**WRITTEN PROBLEM**
Each entry below is to be printed verbatim.

(Saved entries)
--------------------------------------------------

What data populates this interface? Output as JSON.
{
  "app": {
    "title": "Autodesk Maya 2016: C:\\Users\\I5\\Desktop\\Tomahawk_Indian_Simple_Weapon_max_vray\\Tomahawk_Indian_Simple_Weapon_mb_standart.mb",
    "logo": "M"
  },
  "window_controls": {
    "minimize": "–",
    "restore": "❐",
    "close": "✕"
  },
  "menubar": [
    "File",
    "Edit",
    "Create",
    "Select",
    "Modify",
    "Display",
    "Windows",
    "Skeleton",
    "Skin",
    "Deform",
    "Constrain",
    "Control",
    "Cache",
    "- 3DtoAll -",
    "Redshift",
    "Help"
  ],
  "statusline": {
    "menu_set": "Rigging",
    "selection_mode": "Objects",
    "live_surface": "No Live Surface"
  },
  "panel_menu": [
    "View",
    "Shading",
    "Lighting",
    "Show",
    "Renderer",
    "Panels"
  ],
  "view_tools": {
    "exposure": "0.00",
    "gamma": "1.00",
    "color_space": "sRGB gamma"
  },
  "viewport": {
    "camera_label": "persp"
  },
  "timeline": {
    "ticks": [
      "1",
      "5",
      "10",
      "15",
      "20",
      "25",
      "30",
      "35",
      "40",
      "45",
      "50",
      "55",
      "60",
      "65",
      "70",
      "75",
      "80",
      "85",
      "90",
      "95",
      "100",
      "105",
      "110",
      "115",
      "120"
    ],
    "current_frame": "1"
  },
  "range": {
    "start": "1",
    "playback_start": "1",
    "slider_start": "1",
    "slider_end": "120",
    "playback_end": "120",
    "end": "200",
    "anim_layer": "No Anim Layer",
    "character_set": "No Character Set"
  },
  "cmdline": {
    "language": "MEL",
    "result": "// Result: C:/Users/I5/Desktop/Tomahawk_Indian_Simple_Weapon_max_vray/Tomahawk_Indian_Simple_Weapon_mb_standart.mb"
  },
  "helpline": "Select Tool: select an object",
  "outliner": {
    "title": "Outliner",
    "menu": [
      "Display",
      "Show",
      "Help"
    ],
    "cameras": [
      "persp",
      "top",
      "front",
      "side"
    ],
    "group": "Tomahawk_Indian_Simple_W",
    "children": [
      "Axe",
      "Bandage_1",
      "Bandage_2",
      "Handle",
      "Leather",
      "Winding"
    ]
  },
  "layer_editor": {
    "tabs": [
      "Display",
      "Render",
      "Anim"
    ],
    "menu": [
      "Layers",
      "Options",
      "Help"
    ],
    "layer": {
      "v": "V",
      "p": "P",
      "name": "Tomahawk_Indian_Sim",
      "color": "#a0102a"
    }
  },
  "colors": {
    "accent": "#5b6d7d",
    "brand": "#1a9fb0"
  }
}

--------------------------------------------------

**TASK ANSWER**
What data populates this interface? Output as JSON.
{
  "app": {
    "title": "Autodesk Maya 2016: C:\\Users\\I5\\Desktop\\Tomahawk_Indian_Simple_Weapon_max_vray\\Tomahawk_Indian_Simple_Weapon_mb_standart.mb",
    "logo": "M"
  },
  "window_controls": {
    "minimize": "–",
    "restore": "❐",
    "close": "✕"
  },
  "menubar": [
    "File",
    "Edit",
    "Create",
    "Select",
    "Modify",
    "Display",
    "Windows",
    "Skeleton",
    "Skin",
    "Deform",
    "Constrain",
    "Control",
    "Cache",
    "- 3DtoAll -",
    "Redshift",
    "Help"
  ],
  "statusline": {
    "menu_set": "Rigging",
    "selection_mode": "Objects",
    "live_surface": "No Live Surface"
  },
  "panel_menu": [
    "View",
    "Shading",
    "Lighting",
    "Show",
    "Renderer",
    "Panels"
  ],
  "view_tools": {
    "exposure": "0.00",
    "gamma": "1.00",
    "color_space": "sRGB gamma"
  },
  "viewport": {
    "camera_label": "persp"
  },
  "timeline": {
    "ticks": [
      "1",
      "5",
      "10",
      "15",
      "20",
      "25",
      "30",
      "35",
      "40",
      "45",
      "50",
      "55",
      "60",
      "65",
      "70",
      "75",
      "80",
      "85",
      "90",
      "95",
      "100",
      "105",
      "110",
      "115",
      "120"
    ],
    "current_frame": "1"
  },
  "range": {
    "start": "1",
    "playback_start": "1",
    "slider_start": "1",
    "slider_end": "120",
    "playback_end": "120",
    "end": "200",
    "anim_layer": "No Anim Layer",
    "character_set": "No Character Set"
  },
  "cmdline": {
    "language": "MEL",
    "result": "// Result: C:/Users/I5/Desktop/Tomahawk_Indian_Simple_Weapon_max_vray/Tomahawk_Indian_Simple_Weapon_mb_standart.mb"
  },
  "helpline": "Select Tool: select an object",
  "outliner": {
    "title": "Outliner",
    "menu": [
      "Display",
      "Show",
      "Help"
    ],
    "cameras": [
      "persp",
      "top",
      "front",
      "side"
    ],
    "group": "Tomahawk_Indian_Simple_W",
    "children": [
      "Axe",
      "Bandage_1",
      "Bandage_2",
      "Handle",
      "Leather",
      "Winding"
    ]
  },
  "layer_editor": {
    "tabs": [
      "Display",
      "Render",
      "Anim"
    ],
    "menu": [
      "Layers",
      "Options",
      "Help"
    ],
    "layer": {
      "v": "V",
      "p": "P",
      "name": "Tomahawk_Indian_Sim",
      "color": "#a0102a"
    }
  },
  "colors": {
    "accent": "#5b6d7d",
    "brand": "#1a9fb0"
  }
}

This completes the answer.